(Data records)
_____

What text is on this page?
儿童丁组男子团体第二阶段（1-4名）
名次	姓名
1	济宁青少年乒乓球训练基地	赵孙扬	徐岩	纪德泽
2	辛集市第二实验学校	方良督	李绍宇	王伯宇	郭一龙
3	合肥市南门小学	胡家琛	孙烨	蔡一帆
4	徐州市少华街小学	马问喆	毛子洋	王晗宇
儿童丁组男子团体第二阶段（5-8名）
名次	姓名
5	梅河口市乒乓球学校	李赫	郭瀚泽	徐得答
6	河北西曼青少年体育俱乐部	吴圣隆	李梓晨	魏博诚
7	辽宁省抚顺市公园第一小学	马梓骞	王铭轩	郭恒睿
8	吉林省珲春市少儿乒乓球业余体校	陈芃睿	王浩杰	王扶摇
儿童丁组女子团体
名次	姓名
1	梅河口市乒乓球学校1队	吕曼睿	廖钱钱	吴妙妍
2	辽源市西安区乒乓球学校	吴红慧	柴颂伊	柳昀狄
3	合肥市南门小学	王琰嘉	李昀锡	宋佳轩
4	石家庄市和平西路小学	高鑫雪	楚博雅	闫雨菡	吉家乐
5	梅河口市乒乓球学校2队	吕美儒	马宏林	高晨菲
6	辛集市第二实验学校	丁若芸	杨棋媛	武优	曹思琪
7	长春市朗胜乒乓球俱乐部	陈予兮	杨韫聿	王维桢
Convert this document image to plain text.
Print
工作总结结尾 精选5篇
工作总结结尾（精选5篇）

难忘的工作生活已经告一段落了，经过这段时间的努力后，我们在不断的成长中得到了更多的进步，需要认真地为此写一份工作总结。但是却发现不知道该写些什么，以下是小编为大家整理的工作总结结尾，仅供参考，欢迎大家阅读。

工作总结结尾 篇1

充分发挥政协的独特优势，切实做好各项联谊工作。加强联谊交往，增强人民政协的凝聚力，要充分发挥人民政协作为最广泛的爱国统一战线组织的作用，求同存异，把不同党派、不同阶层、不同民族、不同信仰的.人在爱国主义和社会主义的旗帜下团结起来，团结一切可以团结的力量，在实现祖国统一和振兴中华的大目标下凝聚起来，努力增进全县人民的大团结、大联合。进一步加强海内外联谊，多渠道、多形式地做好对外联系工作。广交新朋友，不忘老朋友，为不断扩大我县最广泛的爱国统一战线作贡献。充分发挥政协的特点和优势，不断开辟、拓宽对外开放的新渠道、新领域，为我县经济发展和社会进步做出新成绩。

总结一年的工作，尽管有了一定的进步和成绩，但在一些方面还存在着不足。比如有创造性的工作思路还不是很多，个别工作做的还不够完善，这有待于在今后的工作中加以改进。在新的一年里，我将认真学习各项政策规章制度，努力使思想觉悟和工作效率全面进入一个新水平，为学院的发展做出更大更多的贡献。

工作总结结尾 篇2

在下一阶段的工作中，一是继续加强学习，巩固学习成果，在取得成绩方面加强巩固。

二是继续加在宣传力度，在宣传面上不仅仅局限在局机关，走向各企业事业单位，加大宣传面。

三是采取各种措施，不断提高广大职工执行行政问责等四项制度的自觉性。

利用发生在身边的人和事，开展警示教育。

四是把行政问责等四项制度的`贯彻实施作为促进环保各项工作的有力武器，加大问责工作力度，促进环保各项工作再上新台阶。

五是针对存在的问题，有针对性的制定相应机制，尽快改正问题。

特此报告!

_____

**DIRECTIONS FOR THIS TASK**
Retype all of the material above with every character intact.

**EXERCISE OUTPUT**
What text is on this page?
儿童丁组男子团体第二阶段（1-4名）
名次	姓名
1	济宁青少年乒乓球训练基地	赵孙扬	徐岩	纪德泽
2	辛集市第二实验学校	方良督	李绍宇	王伯宇	郭一龙
3	合肥市南门小学	胡家琛	孙烨	蔡一帆
4	徐州市少华街小学	马问喆	毛子洋	王晗宇
儿童丁组男子团体第二阶段（5-8名）
名次	姓名
5	梅河口市乒乓球学校	李赫	郭瀚泽	徐得答
6	河北西曼青少年体育俱乐部	吴圣隆	李梓晨	魏博诚
7	辽宁省抚顺市公园第一小学	马梓骞	王铭轩	郭恒睿
8	吉林省珲春市少儿乒乓球业余体校	陈芃睿	王浩杰	王扶摇
儿童丁组女子团体
名次	姓名
1	梅河口市乒乓球学校1队	吕曼睿	廖钱钱	吴妙妍
2	辽源市西安区乒乓球学校	吴红慧	柴颂伊	柳昀狄
3	合肥市南门小学	王琰嘉	李昀锡	宋佳轩
4	石家庄市和平西路小学	高鑫雪	楚博雅	闫雨菡	吉家乐
5	梅河口市乒乓球学校2队	吕美儒	马宏林	高晨菲
6	辛集市第二实验学校	丁若芸	杨棋媛	武优	曹思琪
7	长春市朗胜乒乓球俱乐部	陈予兮	杨韫聿	王维桢
Convert this document image to plain text.
Print
工作总结结尾 精选5篇
工作总结结尾（精选5篇）

难忘的工作生活已经告一段落了，经过这段时间的努力后，我们在不断的成长中得到了更多的进步，需要认真地为此写一份工作总结。但是却发现不知道该写些什么，以下是小编为大家整理的工作总结结尾，仅供参考，欢迎大家阅读。

工作总结结尾 篇1

充分发挥政协的独特优势，切实做好各项联谊工作。加强联谊交往，增强人民政协的凝聚力，要充分发挥人民政协作为最广泛的爱国统一战线组织的作用，求同存异，把不同党派、不同阶层、不同民族、不同信仰的.人在爱国主义和社会主义的旗帜下团结起来，团结一切可以团结的力量，在实现祖国统一和振兴中华的大目标下凝聚起来，努力增进全县人民的大团结、大联合。进一步加强海内外联谊，多渠道、多形式地做好对外联系工作。广交新朋友，不忘老朋友，为不断扩大我县最广泛的爱国统一战线作贡献。充分发挥政协的特点和优势，不断开辟、拓宽对外开放的新渠道、新领域，为我县经济发展和社会进步做出新成绩。

总结一年的工作，尽管有了一定的进步和成绩，但在一些方面还存在着不足。比如有创造性的工作思路还不是很多，个别工作做的还不够完善，这有待于在今后的工作中加以改进。在新的一年里，我将认真学习各项政策规章制度，努力使思想觉悟和工作效率全面进入一个新水平，为学院的发展做出更大更多的贡献。

工作总结结尾 篇2

在下一阶段的工作中，一是继续加强学习，巩固学习成果，在取得成绩方面加强巩固。

二是继续加在宣传力度，在宣传面上不仅仅局限在局机关，走向各企业事业单位，加大宣传面。

三是采取各种措施，不断提高广大职工执行行政问责等四项制度的自觉性。

利用发生在身边的人和事，开展警示教育。

四是把行政问责等四项制度的`贯彻实施作为促进环保各项工作的有力武器，加大问责工作力度，促进环保各项工作再上新台阶。

五是针对存在的问题，有针对性的制定相应机制，尽快改正问题。

特此报告!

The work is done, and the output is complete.